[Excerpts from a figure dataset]
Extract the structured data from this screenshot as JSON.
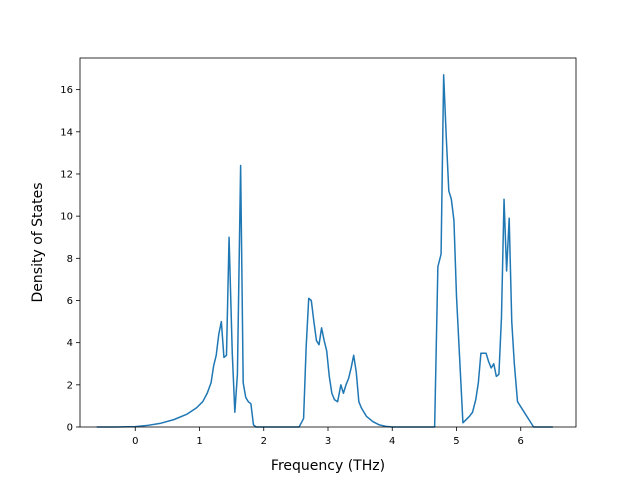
{
  "chart_data": {
    "type": "line",
    "title": "",
    "xlabel": "Frequency (THz)",
    "ylabel": "Density of States",
    "xlim": [
      -0.86,
      6.86
    ],
    "ylim": [
      0,
      17.5
    ],
    "xticks": [
      0,
      1,
      2,
      3,
      4,
      5,
      6
    ],
    "yticks": [
      0,
      2,
      4,
      6,
      8,
      10,
      12,
      14,
      16
    ],
    "grid": false,
    "legend": "none",
    "colors": {
      "line": "#1f77b4",
      "axes": "#000000"
    },
    "series": [
      {
        "x": [
          -0.6,
          -0.3,
          0.0,
          0.2,
          0.4,
          0.6,
          0.8,
          0.95,
          1.05,
          1.12,
          1.18,
          1.22,
          1.26,
          1.3,
          1.34,
          1.38,
          1.42,
          1.46,
          1.51,
          1.55,
          1.59,
          1.64,
          1.68,
          1.72,
          1.76,
          1.8,
          1.84,
          1.88,
          1.95,
          2.3,
          2.55,
          2.62,
          2.66,
          2.7,
          2.74,
          2.78,
          2.82,
          2.86,
          2.9,
          2.94,
          2.98,
          3.02,
          3.06,
          3.1,
          3.15,
          3.2,
          3.24,
          3.28,
          3.32,
          3.36,
          3.4,
          3.44,
          3.48,
          3.52,
          3.6,
          3.7,
          3.8,
          3.9,
          4.0,
          4.1,
          4.2,
          4.4,
          4.66,
          4.71,
          4.76,
          4.8,
          4.84,
          4.88,
          4.92,
          4.96,
          5.0,
          5.1,
          5.2,
          5.25,
          5.3,
          5.34,
          5.38,
          5.42,
          5.46,
          5.5,
          5.54,
          5.58,
          5.62,
          5.66,
          5.7,
          5.74,
          5.78,
          5.82,
          5.86,
          5.9,
          5.95,
          6.2,
          6.5
        ],
        "y": [
          0,
          0,
          0.02,
          0.08,
          0.18,
          0.35,
          0.6,
          0.9,
          1.2,
          1.6,
          2.1,
          2.9,
          3.4,
          4.4,
          5.0,
          3.3,
          3.4,
          9.0,
          3.5,
          0.7,
          2.5,
          12.4,
          2.1,
          1.4,
          1.2,
          1.1,
          0.1,
          0,
          0,
          0,
          0,
          0.4,
          3.8,
          6.1,
          6.0,
          5.0,
          4.1,
          3.9,
          4.7,
          4.1,
          3.6,
          2.4,
          1.6,
          1.3,
          1.2,
          2.0,
          1.6,
          2.0,
          2.3,
          2.8,
          3.4,
          2.6,
          1.2,
          0.9,
          0.5,
          0.25,
          0.1,
          0.03,
          0,
          0,
          0,
          0,
          0,
          7.6,
          8.2,
          16.7,
          13.8,
          11.2,
          10.8,
          9.8,
          6.2,
          0.2,
          0.5,
          0.7,
          1.3,
          2.1,
          3.5,
          3.5,
          3.5,
          3.1,
          2.8,
          3.0,
          2.4,
          2.5,
          5.2,
          10.8,
          7.4,
          9.9,
          5.0,
          3.0,
          1.2,
          0,
          0
        ]
      }
    ]
  }
}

- _Written task_
Transcribe all of the entries word for word, but skip any pictures they contain.

- _Worked answer_
Extract the structured data from this screenshot as JSON.
{
  "chart_data": {
    "type": "line",
    "title": "",
    "xlabel": "Frequency (THz)",
    "ylabel": "Density of States",
    "xlim": [
      -0.86,
      6.86
    ],
    "ylim": [
      0,
      17.5
    ],
    "xticks": [
      0,
      1,
      2,
      3,
      4,
      5,
      6
    ],
    "yticks": [
      0,
      2,
      4,
      6,
      8,
      10,
      12,
      14,
      16
    ],
    "grid": false,
    "legend": "none",
    "colors": {
      "line": "#1f77b4",
      "axes": "#000000"
    },
    "series": [
      {
        "x": [
          -0.6,
          -0.3,
          0.0,
          0.2,
          0.4,
          0.6,
          0.8,
          0.95,
          1.05,
          1.12,
          1.18,
          1.22,
          1.26,
          1.3,
          1.34,
          1.38,
          1.42,
          1.46,
          1.51,
          1.55,
          1.59,
          1.64,
          1.68,
          1.72,
          1.76,
          1.8,
          1.84,
          1.88,
          1.95,
          2.3,
          2.55,
          2.62,
          2.66,
          2.7,
          2.74,
          2.78,
          2.82,
          2.86,
          2.9,
          2.94,
          2.98,
          3.02,
          3.06,
          3.1,
          3.15,
          3.2,
          3.24,
          3.28,
          3.32,
          3.36,
          3.4,
          3.44,
          3.48,
          3.52,
          3.6,
          3.7,
          3.8,
          3.9,
          4.0,
          4.1,
          4.2,
          4.4,
          4.66,
          4.71,
          4.76,
          4.8,
          4.84,
          4.88,
          4.92,
          4.96,
          5.0,
          5.1,
          5.2,
          5.25,
          5.3,
          5.34,
          5.38,
          5.42,
          5.46,
          5.5,
          5.54,
          5.58,
          5.62,
          5.66,
          5.7,
          5.74,
          5.78,
          5.82,
          5.86,
          5.9,
          5.95,
          6.2,
          6.5
        ],
        "y": [
          0,
          0,
          0.02,
          0.08,
          0.18,
          0.35,
          0.6,
          0.9,
          1.2,
          1.6,
          2.1,
          2.9,
          3.4,
          4.4,
          5.0,
          3.3,
          3.4,
          9.0,
          3.5,
          0.7,
          2.5,
          12.4,
          2.1,
          1.4,
          1.2,
          1.1,
          0.1,
          0,
          0,
          0,
          0,
          0.4,
          3.8,
          6.1,
          6.0,
          5.0,
          4.1,
          3.9,
          4.7,
          4.1,
          3.6,
          2.4,
          1.6,
          1.3,
          1.2,
          2.0,
          1.6,
          2.0,
          2.3,
          2.8,
          3.4,
          2.6,
          1.2,
          0.9,
          0.5,
          0.25,
          0.1,
          0.03,
          0,
          0,
          0,
          0,
          0,
          7.6,
          8.2,
          16.7,
          13.8,
          11.2,
          10.8,
          9.8,
          6.2,
          0.2,
          0.5,
          0.7,
          1.3,
          2.1,
          3.5,
          3.5,
          3.5,
          3.1,
          2.8,
          3.0,
          2.4,
          2.5,
          5.2,
          10.8,
          7.4,
          9.9,
          5.0,
          3.0,
          1.2,
          0,
          0
        ]
      }
    ]
  }
}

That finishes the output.